Task to complete -
Repeat exactly the lines from the line containing "What data populates" to the last line of the listing, including both.

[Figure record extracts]

BEGIN

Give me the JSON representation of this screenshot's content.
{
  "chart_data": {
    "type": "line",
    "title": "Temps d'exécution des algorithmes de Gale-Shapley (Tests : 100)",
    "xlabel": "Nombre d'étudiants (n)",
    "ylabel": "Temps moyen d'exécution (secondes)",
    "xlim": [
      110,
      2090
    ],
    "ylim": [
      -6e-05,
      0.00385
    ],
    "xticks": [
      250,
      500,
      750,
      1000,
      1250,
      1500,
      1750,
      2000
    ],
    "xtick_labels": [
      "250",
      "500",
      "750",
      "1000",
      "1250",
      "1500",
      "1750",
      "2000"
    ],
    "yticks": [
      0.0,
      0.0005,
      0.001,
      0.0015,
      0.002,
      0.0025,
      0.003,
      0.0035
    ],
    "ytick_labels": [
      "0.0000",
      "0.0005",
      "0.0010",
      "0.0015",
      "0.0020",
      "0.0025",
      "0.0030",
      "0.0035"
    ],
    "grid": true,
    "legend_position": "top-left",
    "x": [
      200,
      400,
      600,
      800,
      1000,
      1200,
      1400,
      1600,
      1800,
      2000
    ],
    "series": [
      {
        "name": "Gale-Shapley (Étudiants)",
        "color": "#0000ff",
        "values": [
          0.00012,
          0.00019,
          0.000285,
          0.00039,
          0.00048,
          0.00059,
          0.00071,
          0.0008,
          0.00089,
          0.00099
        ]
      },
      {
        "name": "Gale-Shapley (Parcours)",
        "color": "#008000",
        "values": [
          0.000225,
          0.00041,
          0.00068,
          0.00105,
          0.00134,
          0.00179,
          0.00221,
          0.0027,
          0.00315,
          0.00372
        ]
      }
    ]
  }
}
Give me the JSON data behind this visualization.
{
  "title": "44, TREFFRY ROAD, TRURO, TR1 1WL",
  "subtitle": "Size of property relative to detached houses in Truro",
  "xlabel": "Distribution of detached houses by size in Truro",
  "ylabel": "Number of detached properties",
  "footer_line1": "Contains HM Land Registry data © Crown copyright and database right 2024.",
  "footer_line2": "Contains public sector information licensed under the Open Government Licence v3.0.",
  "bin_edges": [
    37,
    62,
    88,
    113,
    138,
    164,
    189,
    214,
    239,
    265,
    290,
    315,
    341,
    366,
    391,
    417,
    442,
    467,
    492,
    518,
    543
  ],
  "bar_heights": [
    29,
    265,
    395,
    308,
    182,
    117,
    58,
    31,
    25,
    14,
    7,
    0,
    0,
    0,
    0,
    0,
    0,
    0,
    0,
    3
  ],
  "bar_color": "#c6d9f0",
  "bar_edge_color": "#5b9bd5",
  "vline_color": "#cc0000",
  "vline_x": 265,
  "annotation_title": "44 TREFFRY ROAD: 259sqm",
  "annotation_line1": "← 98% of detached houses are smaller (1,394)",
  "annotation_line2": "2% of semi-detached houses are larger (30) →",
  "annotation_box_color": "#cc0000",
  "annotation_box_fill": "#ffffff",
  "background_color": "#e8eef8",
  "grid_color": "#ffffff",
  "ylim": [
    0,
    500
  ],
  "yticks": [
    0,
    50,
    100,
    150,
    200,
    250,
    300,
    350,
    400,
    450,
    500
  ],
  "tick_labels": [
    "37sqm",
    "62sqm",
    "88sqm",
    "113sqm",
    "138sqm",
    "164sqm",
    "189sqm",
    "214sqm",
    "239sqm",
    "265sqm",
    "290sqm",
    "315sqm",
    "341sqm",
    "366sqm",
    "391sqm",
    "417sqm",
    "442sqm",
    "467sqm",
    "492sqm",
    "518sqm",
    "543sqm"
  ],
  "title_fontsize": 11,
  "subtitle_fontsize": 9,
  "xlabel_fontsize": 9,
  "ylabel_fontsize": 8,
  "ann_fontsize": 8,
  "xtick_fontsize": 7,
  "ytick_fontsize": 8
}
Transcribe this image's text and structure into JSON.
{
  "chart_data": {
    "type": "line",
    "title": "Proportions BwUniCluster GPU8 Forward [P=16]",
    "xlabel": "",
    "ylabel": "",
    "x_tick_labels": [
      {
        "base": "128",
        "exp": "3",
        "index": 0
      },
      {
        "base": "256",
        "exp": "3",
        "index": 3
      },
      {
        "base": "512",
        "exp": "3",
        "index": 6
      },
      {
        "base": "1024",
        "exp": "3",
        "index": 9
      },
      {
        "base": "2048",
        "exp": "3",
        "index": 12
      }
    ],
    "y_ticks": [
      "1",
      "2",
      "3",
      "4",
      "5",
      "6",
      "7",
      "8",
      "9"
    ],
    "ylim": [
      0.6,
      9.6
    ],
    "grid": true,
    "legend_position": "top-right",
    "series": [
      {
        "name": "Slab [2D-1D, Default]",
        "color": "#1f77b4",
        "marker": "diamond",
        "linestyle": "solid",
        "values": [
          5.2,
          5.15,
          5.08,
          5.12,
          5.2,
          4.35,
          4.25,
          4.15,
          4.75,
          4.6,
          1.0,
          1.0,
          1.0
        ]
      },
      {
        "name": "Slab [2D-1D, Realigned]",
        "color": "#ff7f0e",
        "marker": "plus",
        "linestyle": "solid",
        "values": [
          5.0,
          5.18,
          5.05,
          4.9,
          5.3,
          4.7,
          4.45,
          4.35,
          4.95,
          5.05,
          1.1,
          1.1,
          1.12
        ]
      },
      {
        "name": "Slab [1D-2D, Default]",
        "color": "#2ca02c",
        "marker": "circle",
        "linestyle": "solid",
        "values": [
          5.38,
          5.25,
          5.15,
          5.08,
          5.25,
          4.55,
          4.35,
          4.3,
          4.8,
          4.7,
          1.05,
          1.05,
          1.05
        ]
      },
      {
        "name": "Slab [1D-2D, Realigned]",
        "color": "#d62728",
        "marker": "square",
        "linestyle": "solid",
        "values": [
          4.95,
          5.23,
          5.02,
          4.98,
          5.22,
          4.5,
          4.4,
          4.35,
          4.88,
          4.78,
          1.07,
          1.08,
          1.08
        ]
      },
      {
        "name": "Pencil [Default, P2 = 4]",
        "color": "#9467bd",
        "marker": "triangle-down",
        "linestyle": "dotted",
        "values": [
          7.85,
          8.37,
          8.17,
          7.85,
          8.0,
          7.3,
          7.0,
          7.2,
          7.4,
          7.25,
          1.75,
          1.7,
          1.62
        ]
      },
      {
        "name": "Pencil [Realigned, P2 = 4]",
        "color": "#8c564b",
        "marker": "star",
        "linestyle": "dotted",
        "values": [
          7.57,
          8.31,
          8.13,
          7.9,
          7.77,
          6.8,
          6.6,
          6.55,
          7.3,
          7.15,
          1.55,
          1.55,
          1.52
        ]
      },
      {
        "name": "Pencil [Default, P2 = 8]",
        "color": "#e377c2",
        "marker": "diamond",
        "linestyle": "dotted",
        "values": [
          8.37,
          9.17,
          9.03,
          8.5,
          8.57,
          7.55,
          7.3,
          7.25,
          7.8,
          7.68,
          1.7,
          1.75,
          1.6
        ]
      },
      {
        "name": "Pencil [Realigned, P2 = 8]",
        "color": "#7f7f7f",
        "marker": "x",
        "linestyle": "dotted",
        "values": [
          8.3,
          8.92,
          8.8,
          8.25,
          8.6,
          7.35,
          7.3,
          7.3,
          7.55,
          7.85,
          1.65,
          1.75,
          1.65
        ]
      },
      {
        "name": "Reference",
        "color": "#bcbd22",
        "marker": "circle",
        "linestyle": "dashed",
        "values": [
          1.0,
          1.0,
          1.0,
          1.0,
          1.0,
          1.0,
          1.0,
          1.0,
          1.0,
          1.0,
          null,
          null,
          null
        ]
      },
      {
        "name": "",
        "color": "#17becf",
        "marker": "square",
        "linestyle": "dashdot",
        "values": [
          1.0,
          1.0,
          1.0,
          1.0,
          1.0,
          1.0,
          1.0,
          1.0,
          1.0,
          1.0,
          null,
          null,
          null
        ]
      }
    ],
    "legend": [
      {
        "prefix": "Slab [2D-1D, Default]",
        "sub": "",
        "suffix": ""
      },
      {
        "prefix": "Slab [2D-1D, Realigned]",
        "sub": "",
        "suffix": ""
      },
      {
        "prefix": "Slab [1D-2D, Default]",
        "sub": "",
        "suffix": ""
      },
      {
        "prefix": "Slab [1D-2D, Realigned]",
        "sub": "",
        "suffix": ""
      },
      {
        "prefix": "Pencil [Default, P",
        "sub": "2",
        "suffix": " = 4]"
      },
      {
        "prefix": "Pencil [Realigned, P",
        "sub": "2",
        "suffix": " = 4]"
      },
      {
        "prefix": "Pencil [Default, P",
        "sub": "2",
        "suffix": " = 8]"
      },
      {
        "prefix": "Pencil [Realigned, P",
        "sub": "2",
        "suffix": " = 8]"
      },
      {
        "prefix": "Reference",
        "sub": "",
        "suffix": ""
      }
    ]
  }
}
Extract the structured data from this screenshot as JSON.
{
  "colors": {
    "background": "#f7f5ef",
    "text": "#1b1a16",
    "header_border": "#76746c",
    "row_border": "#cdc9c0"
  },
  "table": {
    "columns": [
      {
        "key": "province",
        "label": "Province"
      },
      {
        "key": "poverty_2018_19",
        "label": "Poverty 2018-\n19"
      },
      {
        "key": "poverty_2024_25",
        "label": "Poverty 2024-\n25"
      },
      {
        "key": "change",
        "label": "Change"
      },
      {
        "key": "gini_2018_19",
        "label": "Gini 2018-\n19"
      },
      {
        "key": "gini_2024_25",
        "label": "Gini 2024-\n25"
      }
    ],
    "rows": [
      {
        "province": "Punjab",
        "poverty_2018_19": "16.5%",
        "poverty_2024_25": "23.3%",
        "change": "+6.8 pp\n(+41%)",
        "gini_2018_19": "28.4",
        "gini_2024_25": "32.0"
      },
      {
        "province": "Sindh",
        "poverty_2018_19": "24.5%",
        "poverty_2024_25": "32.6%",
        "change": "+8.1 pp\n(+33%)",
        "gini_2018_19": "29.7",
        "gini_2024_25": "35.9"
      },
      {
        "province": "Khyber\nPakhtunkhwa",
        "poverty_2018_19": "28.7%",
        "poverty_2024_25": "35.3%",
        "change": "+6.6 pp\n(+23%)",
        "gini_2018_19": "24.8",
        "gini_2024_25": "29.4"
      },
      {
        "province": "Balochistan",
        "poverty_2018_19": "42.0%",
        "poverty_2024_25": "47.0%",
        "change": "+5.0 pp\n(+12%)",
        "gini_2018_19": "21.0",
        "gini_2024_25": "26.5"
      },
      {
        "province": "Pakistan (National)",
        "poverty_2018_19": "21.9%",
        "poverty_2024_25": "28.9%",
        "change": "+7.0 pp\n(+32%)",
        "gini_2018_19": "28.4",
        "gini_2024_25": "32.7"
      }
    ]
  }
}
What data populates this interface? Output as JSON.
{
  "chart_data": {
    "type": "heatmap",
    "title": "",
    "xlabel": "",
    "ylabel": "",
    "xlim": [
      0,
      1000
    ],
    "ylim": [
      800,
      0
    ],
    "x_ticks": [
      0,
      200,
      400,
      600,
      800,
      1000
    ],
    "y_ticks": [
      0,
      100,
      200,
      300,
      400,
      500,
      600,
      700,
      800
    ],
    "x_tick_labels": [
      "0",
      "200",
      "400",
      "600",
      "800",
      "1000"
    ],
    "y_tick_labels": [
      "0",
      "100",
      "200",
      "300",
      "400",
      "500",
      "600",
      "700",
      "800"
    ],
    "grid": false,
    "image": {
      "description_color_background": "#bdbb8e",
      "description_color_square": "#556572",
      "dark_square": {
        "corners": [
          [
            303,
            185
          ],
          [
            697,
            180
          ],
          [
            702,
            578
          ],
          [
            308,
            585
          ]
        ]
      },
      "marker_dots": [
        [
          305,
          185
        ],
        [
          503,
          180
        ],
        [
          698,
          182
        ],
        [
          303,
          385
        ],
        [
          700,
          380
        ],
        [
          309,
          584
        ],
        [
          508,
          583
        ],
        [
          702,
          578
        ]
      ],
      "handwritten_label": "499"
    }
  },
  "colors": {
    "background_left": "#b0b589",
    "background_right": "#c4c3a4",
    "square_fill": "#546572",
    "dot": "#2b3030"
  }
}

END

Answer to the task -
What data populates this interface? Output as JSON.
{
  "chart_data": {
    "type": "heatmap",
    "title": "",
    "xlabel": "",
    "ylabel": "",
    "xlim": [
      0,
      1000
    ],
    "ylim": [
      800,
      0
    ],
    "x_ticks": [
      0,
      200,
      400,
      600,
      800,
      1000
    ],
    "y_ticks": [
      0,
      100,
      200,
      300,
      400,
      500,
      600,
      700,
      800
    ],
    "x_tick_labels": [
      "0",
      "200",
      "400",
      "600",
      "800",
      "1000"
    ],
    "y_tick_labels": [
      "0",
      "100",
      "200",
      "300",
      "400",
      "500",
      "600",
      "700",
      "800"
    ],
    "grid": false,
    "image": {
      "description_color_background": "#bdbb8e",
      "description_color_square": "#556572",
      "dark_square": {
        "corners": [
          [
            303,
            185
          ],
          [
            697,
            180
          ],
          [
            702,
            578
          ],
          [
            308,
            585
          ]
        ]
      },
      "marker_dots": [
        [
          305,
          185
        ],
        [
          503,
          180
        ],
        [
          698,
          182
        ],
        [
          303,
          385
        ],
        [
          700,
          380
        ],
        [
          309,
          584
        ],
        [
          508,
          583
        ],
        [
          702,
          578
        ]
      ],
      "handwritten_label": "499"
    }
  },
  "colors": {
    "background_left": "#b0b589",
    "background_right": "#c4c3a4",
    "square_fill": "#546572",
    "dot": "#2b3030"
  }
}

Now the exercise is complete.